## Set exercise
Every entry should be repeated exactly. Omit the pictures.

[Collected data]
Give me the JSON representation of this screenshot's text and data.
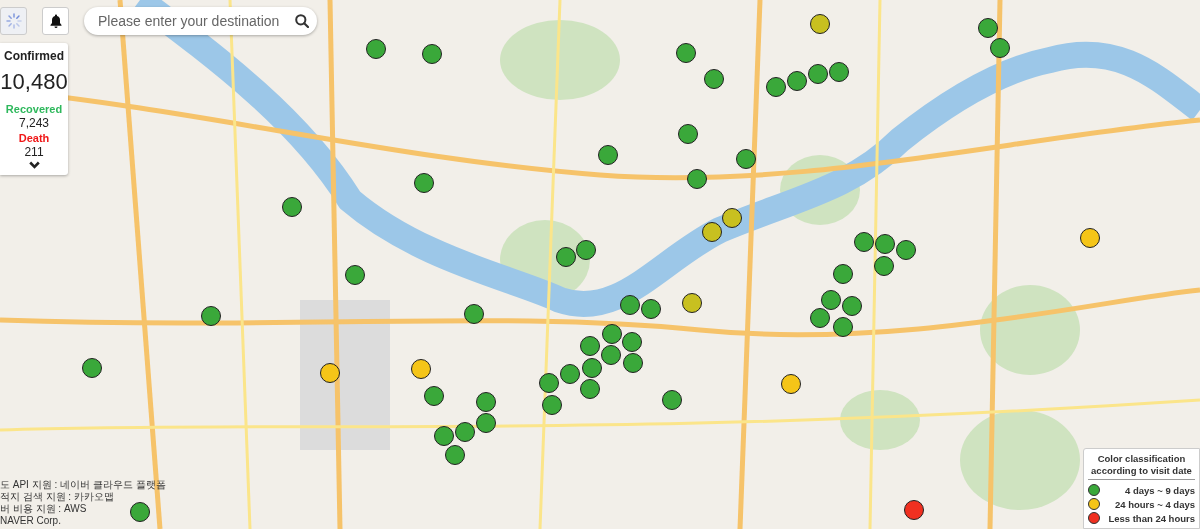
{
  "search": {
    "placeholder": "Please enter your destination"
  },
  "stats": {
    "confirmed_label": "Confirmed",
    "confirmed": "10,480",
    "recovered_label": "Recovered",
    "recovered": "7,243",
    "death_label": "Death",
    "death": "211"
  },
  "legend": {
    "title": "Color classification according to visit date",
    "items": [
      {
        "label": "4 days ~ 9 days",
        "color": "#3aa83a"
      },
      {
        "label": "24 hours ~ 4 days",
        "color": "#f5c518"
      },
      {
        "label": "Less than 24 hours",
        "color": "#f03020"
      }
    ]
  },
  "markers": [
    {
      "color": "#3aa83a"
    },
    {
      "color": "#3aa83a"
    },
    {
      "color": "#3aa83a"
    },
    {
      "color": "#3aa83a"
    },
    {
      "color": "#3aa83a"
    },
    {
      "color": "#3aa83a"
    },
    {
      "color": "#3aa83a"
    },
    {
      "color": "#3aa83a"
    },
    {
      "color": "#3aa83a"
    },
    {
      "color": "#3aa83a"
    },
    {
      "color": "#3aa83a"
    },
    {
      "color": "#3aa83a"
    },
    {
      "color": "#3aa83a"
    },
    {
      "color": "#3aa83a"
    },
    {
      "color": "#3aa83a"
    },
    {
      "color": "#3aa83a"
    },
    {
      "color": "#3aa83a"
    },
    {
      "color": "#3aa83a"
    },
    {
      "color": "#3aa83a"
    },
    {
      "color": "#3aa83a"
    },
    {
      "color": "#3aa83a"
    },
    {
      "color": "#3aa83a"
    },
    {
      "color": "#3aa83a"
    },
    {
      "color": "#3aa83a"
    },
    {
      "color": "#3aa83a"
    },
    {
      "color": "#3aa83a"
    },
    {
      "color": "#3aa83a"
    },
    {
      "color": "#3aa83a"
    },
    {
      "color": "#3aa83a"
    },
    {
      "color": "#3aa83a"
    },
    {
      "color": "#3aa83a"
    },
    {
      "color": "#3aa83a"
    },
    {
      "color": "#3aa83a"
    },
    {
      "color": "#3aa83a"
    },
    {
      "color": "#3aa83a"
    },
    {
      "color": "#3aa83a"
    },
    {
      "color": "#3aa83a"
    },
    {
      "color": "#3aa83a"
    },
    {
      "color": "#3aa83a"
    },
    {
      "color": "#3aa83a"
    },
    {
      "color": "#3aa83a"
    },
    {
      "color": "#3aa83a"
    },
    {
      "color": "#3aa83a"
    },
    {
      "color": "#3aa83a"
    },
    {
      "color": "#3aa83a"
    },
    {
      "color": "#3aa83a"
    },
    {
      "color": "#3aa83a"
    },
    {
      "color": "#3aa83a"
    },
    {
      "color": "#3aa83a"
    },
    {
      "color": "#3aa83a"
    },
    {
      "color": "#3aa83a"
    },
    {
      "color": "#c8c020"
    },
    {
      "color": "#c8c020"
    },
    {
      "color": "#c8c020"
    },
    {
      "color": "#c8c020"
    },
    {
      "color": "#f5c518"
    },
    {
      "color": "#f5c518"
    },
    {
      "color": "#f5c518"
    },
    {
      "color": "#f5c518"
    },
    {
      "color": "#f03020"
    }
  ],
  "attribution": [
    "도 API 지원 : 네이버 클라우드 플랫폼",
    "적지 검색 지원 : 카카오맵",
    "버 비용 지원 : AWS",
    "NAVER Corp."
  ]
}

## Output of the task
Give me the JSON representation of this screenshot's text and data.
{
  "search": {
    "placeholder": "Please enter your destination"
  },
  "stats": {
    "confirmed_label": "Confirmed",
    "confirmed": "10,480",
    "recovered_label": "Recovered",
    "recovered": "7,243",
    "death_label": "Death",
    "death": "211"
  },
  "legend": {
    "title": "Color classification according to visit date",
    "items": [
      {
        "label": "4 days ~ 9 days",
        "color": "#3aa83a"
      },
      {
        "label": "24 hours ~ 4 days",
        "color": "#f5c518"
      },
      {
        "label": "Less than 24 hours",
        "color": "#f03020"
      }
    ]
  },
  "markers": [
    {
      "color": "#3aa83a"
    },
    {
      "color": "#3aa83a"
    },
    {
      "color": "#3aa83a"
    },
    {
      "color": "#3aa83a"
    },
    {
      "color": "#3aa83a"
    },
    {
      "color": "#3aa83a"
    },
    {
      "color": "#3aa83a"
    },
    {
      "color": "#3aa83a"
    },
    {
      "color": "#3aa83a"
    },
    {
      "color": "#3aa83a"
    },
    {
      "color": "#3aa83a"
    },
    {
      "color": "#3aa83a"
    },
    {
      "color": "#3aa83a"
    },
    {
      "color": "#3aa83a"
    },
    {
      "color": "#3aa83a"
    },
    {
      "color": "#3aa83a"
    },
    {
      "color": "#3aa83a"
    },
    {
      "color": "#3aa83a"
    },
    {
      "color": "#3aa83a"
    },
    {
      "color": "#3aa83a"
    },
    {
      "color": "#3aa83a"
    },
    {
      "color": "#3aa83a"
    },
    {
      "color": "#3aa83a"
    },
    {
      "color": "#3aa83a"
    },
    {
      "color": "#3aa83a"
    },
    {
      "color": "#3aa83a"
    },
    {
      "color": "#3aa83a"
    },
    {
      "color": "#3aa83a"
    },
    {
      "color": "#3aa83a"
    },
    {
      "color": "#3aa83a"
    },
    {
      "color": "#3aa83a"
    },
    {
      "color": "#3aa83a"
    },
    {
      "color": "#3aa83a"
    },
    {
      "color": "#3aa83a"
    },
    {
      "color": "#3aa83a"
    },
    {
      "color": "#3aa83a"
    },
    {
      "color": "#3aa83a"
    },
    {
      "color": "#3aa83a"
    },
    {
      "color": "#3aa83a"
    },
    {
      "color": "#3aa83a"
    },
    {
      "color": "#3aa83a"
    },
    {
      "color": "#3aa83a"
    },
    {
      "color": "#3aa83a"
    },
    {
      "color": "#3aa83a"
    },
    {
      "color": "#3aa83a"
    },
    {
      "color": "#3aa83a"
    },
    {
      "color": "#3aa83a"
    },
    {
      "color": "#3aa83a"
    },
    {
      "color": "#3aa83a"
    },
    {
      "color": "#3aa83a"
    },
    {
      "color": "#3aa83a"
    },
    {
      "color": "#c8c020"
    },
    {
      "color": "#c8c020"
    },
    {
      "color": "#c8c020"
    },
    {
      "color": "#c8c020"
    },
    {
      "color": "#f5c518"
    },
    {
      "color": "#f5c518"
    },
    {
      "color": "#f5c518"
    },
    {
      "color": "#f5c518"
    },
    {
      "color": "#f03020"
    }
  ],
  "attribution": [
    "도 API 지원 : 네이버 클라우드 플랫폼",
    "적지 검색 지원 : 카카오맵",
    "버 비용 지원 : AWS",
    "NAVER Corp."
  ]
}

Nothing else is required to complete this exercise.